─── Provided material
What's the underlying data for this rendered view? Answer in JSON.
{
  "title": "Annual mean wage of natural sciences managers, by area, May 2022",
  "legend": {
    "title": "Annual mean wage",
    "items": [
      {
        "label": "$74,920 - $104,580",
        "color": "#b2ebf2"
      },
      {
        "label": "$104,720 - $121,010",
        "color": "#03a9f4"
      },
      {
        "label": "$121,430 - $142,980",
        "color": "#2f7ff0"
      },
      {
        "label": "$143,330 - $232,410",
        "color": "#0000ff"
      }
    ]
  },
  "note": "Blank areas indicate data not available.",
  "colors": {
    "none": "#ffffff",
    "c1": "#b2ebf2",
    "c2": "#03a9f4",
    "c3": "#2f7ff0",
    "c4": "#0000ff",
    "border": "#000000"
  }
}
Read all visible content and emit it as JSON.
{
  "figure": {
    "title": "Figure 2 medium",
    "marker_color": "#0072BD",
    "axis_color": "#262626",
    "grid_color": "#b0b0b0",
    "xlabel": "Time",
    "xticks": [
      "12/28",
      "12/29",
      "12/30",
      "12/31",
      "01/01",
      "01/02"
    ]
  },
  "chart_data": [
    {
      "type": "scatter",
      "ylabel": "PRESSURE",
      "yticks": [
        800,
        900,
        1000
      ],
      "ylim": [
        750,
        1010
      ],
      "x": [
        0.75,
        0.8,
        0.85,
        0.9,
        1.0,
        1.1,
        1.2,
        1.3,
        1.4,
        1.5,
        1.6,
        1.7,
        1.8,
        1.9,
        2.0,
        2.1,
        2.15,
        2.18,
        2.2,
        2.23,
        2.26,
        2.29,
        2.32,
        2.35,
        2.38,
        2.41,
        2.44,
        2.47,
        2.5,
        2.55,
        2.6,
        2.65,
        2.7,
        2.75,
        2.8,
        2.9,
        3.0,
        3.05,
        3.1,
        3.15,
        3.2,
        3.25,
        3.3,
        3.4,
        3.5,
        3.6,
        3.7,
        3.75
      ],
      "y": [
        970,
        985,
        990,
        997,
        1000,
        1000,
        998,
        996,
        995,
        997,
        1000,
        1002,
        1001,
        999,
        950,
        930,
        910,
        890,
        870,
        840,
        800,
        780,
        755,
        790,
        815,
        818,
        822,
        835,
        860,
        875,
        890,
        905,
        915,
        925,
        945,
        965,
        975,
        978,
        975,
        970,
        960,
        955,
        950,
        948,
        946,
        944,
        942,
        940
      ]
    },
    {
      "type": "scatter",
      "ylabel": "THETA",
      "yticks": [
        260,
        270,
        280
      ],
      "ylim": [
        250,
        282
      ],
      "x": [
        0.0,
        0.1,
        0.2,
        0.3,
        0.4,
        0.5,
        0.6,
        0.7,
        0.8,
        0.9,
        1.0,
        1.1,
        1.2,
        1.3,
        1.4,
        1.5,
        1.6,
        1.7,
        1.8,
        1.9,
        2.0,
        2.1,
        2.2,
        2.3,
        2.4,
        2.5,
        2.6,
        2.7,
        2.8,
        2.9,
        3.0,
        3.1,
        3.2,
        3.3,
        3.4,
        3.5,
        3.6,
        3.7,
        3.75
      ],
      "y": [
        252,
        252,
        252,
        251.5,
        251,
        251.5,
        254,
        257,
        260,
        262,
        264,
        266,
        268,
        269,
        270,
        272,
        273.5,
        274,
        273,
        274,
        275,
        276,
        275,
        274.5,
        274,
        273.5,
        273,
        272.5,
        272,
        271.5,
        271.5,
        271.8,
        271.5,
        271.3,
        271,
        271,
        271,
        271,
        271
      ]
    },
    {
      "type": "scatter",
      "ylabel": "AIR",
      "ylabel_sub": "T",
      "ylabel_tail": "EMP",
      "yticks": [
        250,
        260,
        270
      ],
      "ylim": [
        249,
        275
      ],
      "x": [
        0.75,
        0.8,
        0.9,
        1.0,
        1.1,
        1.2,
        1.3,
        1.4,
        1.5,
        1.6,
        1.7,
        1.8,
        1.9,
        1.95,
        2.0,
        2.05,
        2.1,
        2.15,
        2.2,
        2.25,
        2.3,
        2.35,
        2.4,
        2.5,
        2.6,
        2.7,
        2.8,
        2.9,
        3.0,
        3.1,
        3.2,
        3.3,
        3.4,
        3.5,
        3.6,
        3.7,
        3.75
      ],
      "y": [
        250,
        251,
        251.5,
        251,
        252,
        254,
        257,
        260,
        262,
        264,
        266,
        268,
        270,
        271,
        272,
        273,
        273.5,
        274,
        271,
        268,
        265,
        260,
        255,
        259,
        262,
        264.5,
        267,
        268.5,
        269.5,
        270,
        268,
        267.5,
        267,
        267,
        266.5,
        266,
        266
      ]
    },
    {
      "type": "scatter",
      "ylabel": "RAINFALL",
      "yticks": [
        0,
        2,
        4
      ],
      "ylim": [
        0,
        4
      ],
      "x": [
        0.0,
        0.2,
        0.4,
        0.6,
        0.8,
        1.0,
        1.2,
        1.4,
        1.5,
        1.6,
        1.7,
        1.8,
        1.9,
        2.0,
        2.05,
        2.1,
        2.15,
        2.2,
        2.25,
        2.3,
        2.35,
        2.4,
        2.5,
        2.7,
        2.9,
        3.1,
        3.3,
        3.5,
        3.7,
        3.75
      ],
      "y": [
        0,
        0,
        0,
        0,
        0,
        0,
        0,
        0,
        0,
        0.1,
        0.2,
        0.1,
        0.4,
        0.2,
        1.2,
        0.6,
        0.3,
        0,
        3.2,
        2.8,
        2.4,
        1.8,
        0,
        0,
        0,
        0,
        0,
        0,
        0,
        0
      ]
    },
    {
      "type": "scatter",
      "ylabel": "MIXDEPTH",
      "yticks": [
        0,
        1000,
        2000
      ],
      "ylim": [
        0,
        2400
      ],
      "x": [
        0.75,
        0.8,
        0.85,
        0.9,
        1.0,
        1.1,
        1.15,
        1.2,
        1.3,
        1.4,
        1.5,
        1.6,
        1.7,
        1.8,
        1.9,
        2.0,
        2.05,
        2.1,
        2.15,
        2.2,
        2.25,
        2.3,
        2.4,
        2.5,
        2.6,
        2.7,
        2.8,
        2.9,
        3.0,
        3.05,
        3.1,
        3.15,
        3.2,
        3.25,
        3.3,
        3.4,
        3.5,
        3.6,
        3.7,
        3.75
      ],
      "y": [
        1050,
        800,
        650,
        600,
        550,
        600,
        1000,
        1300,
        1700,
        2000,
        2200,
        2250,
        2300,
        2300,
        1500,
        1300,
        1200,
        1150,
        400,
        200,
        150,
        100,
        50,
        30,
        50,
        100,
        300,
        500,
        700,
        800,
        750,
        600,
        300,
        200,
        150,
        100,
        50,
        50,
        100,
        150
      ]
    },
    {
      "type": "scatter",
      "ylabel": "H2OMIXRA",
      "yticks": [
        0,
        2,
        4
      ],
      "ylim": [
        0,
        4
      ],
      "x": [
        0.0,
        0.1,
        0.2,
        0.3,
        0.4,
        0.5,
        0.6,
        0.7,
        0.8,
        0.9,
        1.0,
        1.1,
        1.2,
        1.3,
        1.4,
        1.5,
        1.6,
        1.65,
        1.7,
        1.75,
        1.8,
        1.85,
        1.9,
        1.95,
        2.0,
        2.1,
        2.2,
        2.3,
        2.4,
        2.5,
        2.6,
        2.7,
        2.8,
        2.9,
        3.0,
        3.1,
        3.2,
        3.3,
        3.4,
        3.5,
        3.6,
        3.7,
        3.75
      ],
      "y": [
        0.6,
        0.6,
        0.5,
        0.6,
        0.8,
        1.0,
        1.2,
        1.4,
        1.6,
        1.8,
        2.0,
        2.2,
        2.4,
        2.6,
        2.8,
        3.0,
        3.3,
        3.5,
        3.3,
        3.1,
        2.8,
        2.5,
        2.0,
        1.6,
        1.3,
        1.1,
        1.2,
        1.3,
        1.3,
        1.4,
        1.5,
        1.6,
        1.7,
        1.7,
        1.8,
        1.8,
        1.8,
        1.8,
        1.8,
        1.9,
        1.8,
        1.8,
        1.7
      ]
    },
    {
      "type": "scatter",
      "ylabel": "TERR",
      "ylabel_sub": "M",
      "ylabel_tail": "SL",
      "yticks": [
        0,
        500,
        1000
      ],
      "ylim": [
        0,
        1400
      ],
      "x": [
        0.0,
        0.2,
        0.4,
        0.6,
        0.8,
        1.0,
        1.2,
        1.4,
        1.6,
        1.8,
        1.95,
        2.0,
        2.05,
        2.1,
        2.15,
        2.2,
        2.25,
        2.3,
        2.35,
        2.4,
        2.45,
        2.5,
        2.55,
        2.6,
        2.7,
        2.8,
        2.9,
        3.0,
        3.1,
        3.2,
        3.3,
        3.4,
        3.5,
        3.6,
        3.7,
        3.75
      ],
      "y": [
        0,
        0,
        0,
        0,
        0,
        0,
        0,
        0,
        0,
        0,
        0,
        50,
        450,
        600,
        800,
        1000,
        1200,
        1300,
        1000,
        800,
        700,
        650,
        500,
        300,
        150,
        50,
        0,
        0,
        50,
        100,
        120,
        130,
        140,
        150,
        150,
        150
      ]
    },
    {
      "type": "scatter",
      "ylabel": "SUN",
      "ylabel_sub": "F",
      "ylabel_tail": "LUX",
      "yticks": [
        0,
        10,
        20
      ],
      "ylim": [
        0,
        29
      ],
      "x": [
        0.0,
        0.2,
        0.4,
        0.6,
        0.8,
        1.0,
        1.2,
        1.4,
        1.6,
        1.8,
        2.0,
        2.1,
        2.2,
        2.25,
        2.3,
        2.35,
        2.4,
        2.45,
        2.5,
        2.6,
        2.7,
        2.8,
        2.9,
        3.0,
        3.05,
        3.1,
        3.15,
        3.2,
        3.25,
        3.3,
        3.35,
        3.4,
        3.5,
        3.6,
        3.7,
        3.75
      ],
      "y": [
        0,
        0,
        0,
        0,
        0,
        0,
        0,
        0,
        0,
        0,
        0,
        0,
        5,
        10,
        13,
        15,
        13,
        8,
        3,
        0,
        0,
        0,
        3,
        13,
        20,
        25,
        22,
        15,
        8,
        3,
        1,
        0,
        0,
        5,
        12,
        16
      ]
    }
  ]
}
──────
Objective:
Scan the listing above and copy all lines containing the word "Annual".

Output for this task:
  "title": "Annual mean wage of natural sciences managers, by area, May 2022",
    "title": "Annual mean wage",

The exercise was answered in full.